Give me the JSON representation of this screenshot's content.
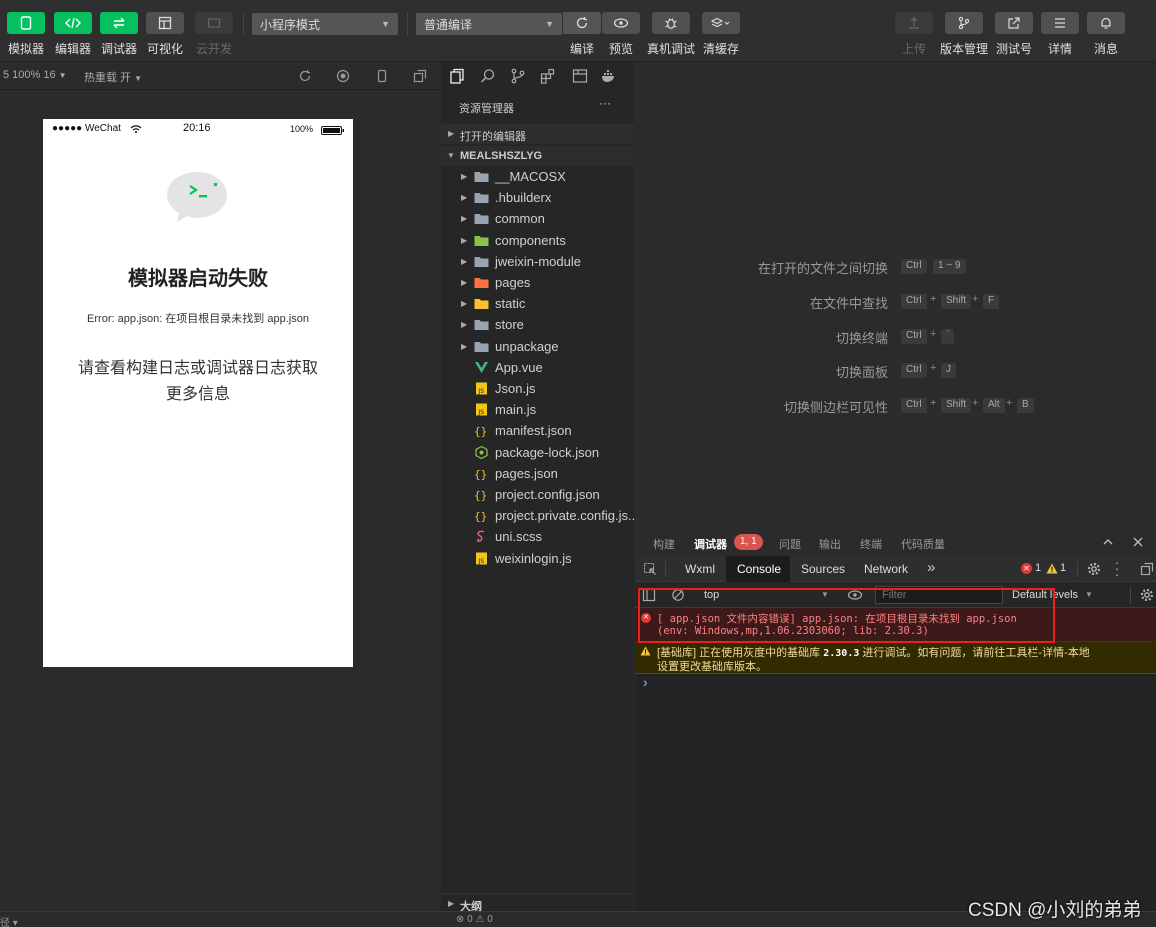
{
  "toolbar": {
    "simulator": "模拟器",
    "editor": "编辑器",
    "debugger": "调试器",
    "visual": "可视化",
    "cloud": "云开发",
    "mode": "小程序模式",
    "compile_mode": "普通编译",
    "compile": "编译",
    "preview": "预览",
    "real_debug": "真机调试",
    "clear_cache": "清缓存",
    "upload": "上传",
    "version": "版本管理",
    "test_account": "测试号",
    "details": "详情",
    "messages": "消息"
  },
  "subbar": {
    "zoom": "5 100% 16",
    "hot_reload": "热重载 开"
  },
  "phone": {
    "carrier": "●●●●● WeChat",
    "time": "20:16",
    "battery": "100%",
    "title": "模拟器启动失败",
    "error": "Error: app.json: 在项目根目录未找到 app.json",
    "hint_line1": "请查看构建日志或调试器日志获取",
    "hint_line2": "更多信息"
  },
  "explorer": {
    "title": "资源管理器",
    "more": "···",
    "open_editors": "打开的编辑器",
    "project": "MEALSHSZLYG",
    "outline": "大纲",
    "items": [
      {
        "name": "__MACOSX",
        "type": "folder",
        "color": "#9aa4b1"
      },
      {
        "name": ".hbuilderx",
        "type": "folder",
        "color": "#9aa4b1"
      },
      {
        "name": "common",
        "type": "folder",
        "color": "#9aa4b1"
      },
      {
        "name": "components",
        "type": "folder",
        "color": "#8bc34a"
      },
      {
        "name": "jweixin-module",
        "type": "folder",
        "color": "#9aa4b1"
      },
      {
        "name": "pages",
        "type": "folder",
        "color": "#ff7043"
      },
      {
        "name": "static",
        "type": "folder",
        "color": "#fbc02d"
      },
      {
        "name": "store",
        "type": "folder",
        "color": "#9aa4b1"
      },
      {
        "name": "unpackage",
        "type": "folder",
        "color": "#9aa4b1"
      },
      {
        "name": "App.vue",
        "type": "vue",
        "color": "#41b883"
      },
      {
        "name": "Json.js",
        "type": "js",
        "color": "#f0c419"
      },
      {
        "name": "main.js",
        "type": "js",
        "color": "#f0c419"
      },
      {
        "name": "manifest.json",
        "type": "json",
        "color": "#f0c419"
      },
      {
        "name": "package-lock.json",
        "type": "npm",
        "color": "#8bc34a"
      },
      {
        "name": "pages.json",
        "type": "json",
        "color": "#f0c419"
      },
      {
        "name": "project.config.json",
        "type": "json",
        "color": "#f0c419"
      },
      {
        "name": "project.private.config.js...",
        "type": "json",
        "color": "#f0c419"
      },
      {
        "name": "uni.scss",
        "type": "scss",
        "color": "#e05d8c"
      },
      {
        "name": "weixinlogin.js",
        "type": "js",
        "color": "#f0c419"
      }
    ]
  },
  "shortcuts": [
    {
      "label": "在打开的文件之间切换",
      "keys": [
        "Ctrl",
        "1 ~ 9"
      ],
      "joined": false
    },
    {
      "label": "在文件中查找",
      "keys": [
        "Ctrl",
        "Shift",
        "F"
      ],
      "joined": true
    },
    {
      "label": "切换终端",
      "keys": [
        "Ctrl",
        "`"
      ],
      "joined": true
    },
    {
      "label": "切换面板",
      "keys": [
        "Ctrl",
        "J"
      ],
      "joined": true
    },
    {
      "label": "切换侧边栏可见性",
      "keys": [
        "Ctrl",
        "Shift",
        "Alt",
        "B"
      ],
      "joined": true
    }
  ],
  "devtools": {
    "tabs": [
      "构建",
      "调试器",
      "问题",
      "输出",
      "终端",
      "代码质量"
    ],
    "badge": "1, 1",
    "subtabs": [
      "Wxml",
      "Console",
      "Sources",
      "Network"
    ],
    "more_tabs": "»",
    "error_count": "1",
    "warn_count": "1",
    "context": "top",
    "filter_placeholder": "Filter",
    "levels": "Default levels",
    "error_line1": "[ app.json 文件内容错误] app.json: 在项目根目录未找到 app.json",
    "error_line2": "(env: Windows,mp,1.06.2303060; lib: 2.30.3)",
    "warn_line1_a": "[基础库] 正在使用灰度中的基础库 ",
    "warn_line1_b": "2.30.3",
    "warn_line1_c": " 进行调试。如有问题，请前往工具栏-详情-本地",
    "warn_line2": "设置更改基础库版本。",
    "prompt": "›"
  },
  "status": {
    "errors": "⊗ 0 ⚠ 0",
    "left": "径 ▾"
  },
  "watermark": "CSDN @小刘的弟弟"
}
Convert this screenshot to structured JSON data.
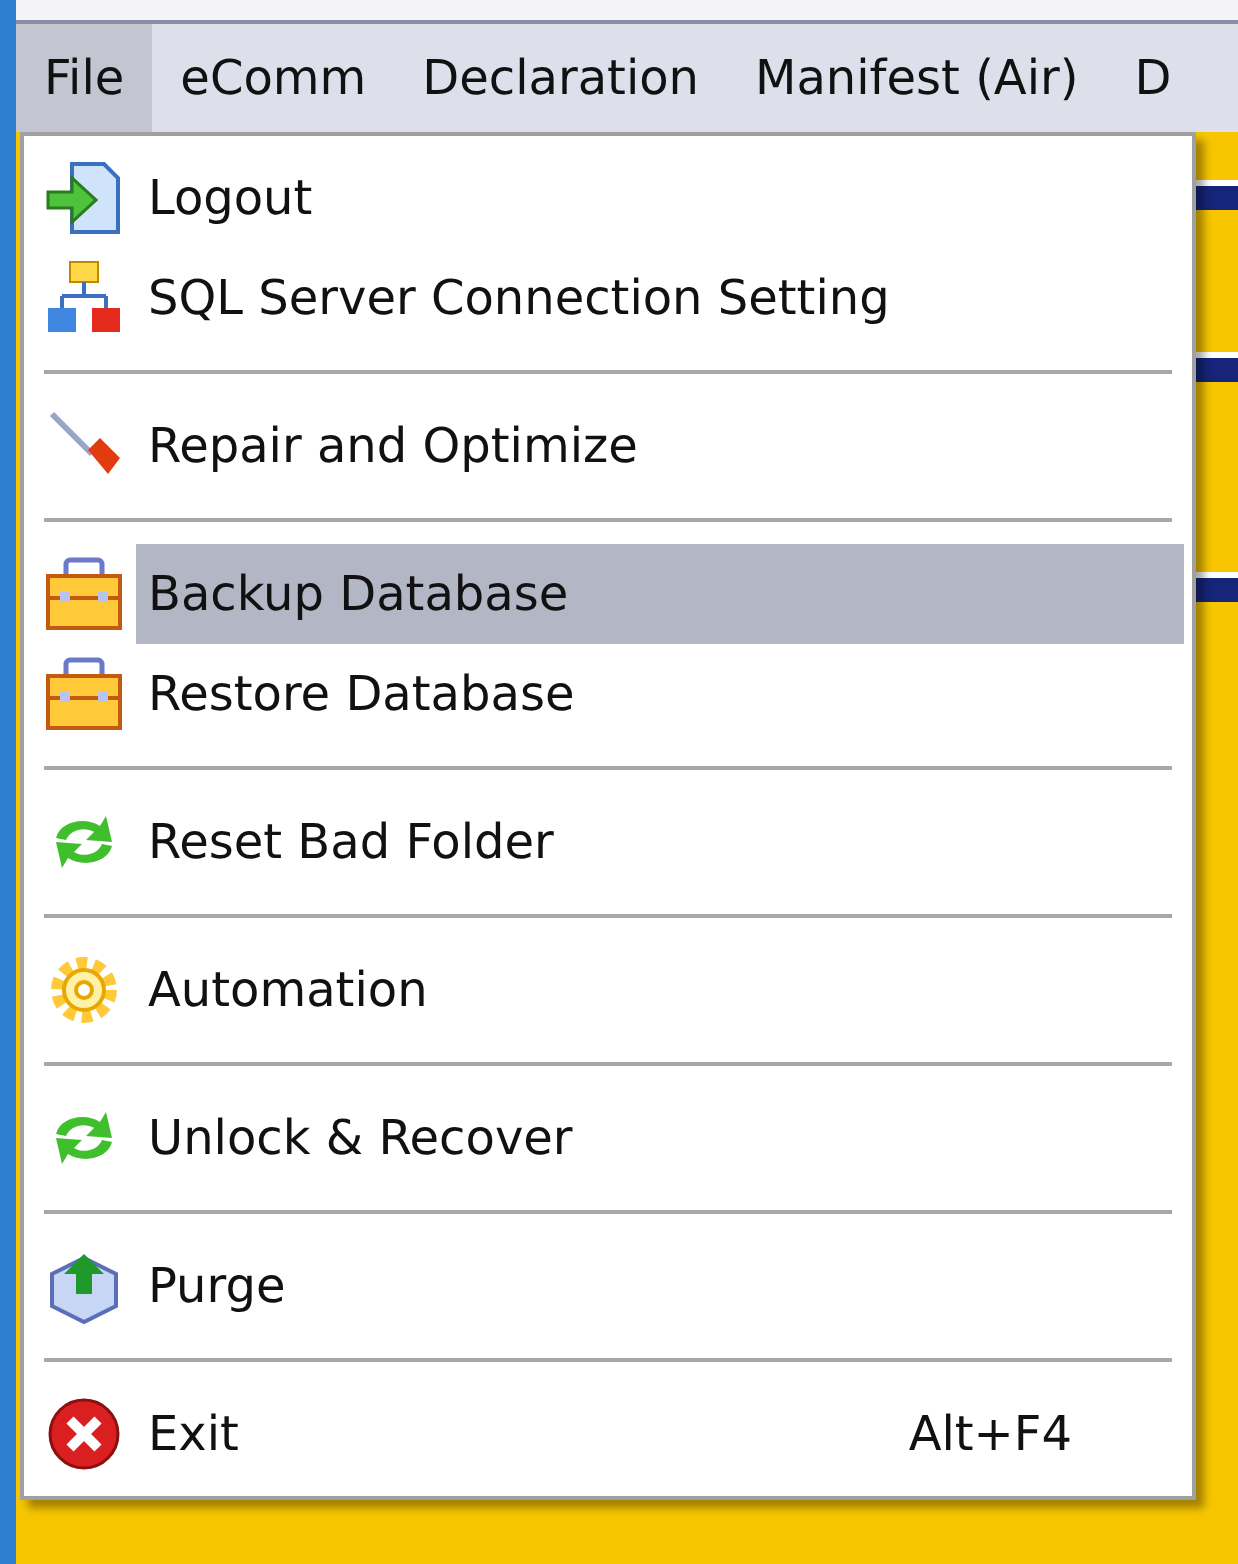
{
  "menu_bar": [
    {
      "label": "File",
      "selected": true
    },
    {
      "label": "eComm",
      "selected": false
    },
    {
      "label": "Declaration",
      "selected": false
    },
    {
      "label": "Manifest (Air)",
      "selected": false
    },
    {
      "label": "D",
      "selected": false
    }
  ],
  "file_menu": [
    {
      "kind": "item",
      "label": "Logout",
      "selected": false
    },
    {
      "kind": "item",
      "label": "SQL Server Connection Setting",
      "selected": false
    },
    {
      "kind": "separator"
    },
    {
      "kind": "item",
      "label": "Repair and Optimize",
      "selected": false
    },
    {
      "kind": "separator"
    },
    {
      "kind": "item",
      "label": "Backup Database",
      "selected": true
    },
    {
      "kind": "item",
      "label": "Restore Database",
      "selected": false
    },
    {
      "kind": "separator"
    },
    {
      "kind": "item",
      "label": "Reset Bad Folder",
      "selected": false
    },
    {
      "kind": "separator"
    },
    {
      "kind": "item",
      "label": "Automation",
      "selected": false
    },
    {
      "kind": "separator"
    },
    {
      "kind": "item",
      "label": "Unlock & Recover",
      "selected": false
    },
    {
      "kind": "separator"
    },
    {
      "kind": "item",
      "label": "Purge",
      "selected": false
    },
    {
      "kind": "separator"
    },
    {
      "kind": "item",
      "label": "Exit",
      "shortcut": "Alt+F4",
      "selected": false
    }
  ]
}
= = = = =
▶ TASK PROMPT
Copy the lines starting at the line that contains "Convert this screenshot" and running to the final line of the entries, inclusive; omit all pictures.

▶ RESULT OF THIS TASK
Convert this screenshot to structured JSON data.
{
  "menu_bar": [
    {
      "label": "File",
      "selected": true
    },
    {
      "label": "eComm",
      "selected": false
    },
    {
      "label": "Declaration",
      "selected": false
    },
    {
      "label": "Manifest (Air)",
      "selected": false
    },
    {
      "label": "D",
      "selected": false
    }
  ],
  "file_menu": [
    {
      "kind": "item",
      "label": "Logout",
      "selected": false
    },
    {
      "kind": "item",
      "label": "SQL Server Connection Setting",
      "selected": false
    },
    {
      "kind": "separator"
    },
    {
      "kind": "item",
      "label": "Repair and Optimize",
      "selected": false
    },
    {
      "kind": "separator"
    },
    {
      "kind": "item",
      "label": "Backup Database",
      "selected": true
    },
    {
      "kind": "item",
      "label": "Restore Database",
      "selected": false
    },
    {
      "kind": "separator"
    },
    {
      "kind": "item",
      "label": "Reset Bad Folder",
      "selected": false
    },
    {
      "kind": "separator"
    },
    {
      "kind": "item",
      "label": "Automation",
      "selected": false
    },
    {
      "kind": "separator"
    },
    {
      "kind": "item",
      "label": "Unlock & Recover",
      "selected": false
    },
    {
      "kind": "separator"
    },
    {
      "kind": "item",
      "label": "Purge",
      "selected": false
    },
    {
      "kind": "separator"
    },
    {
      "kind": "item",
      "label": "Exit",
      "shortcut": "Alt+F4",
      "selected": false
    }
  ]
}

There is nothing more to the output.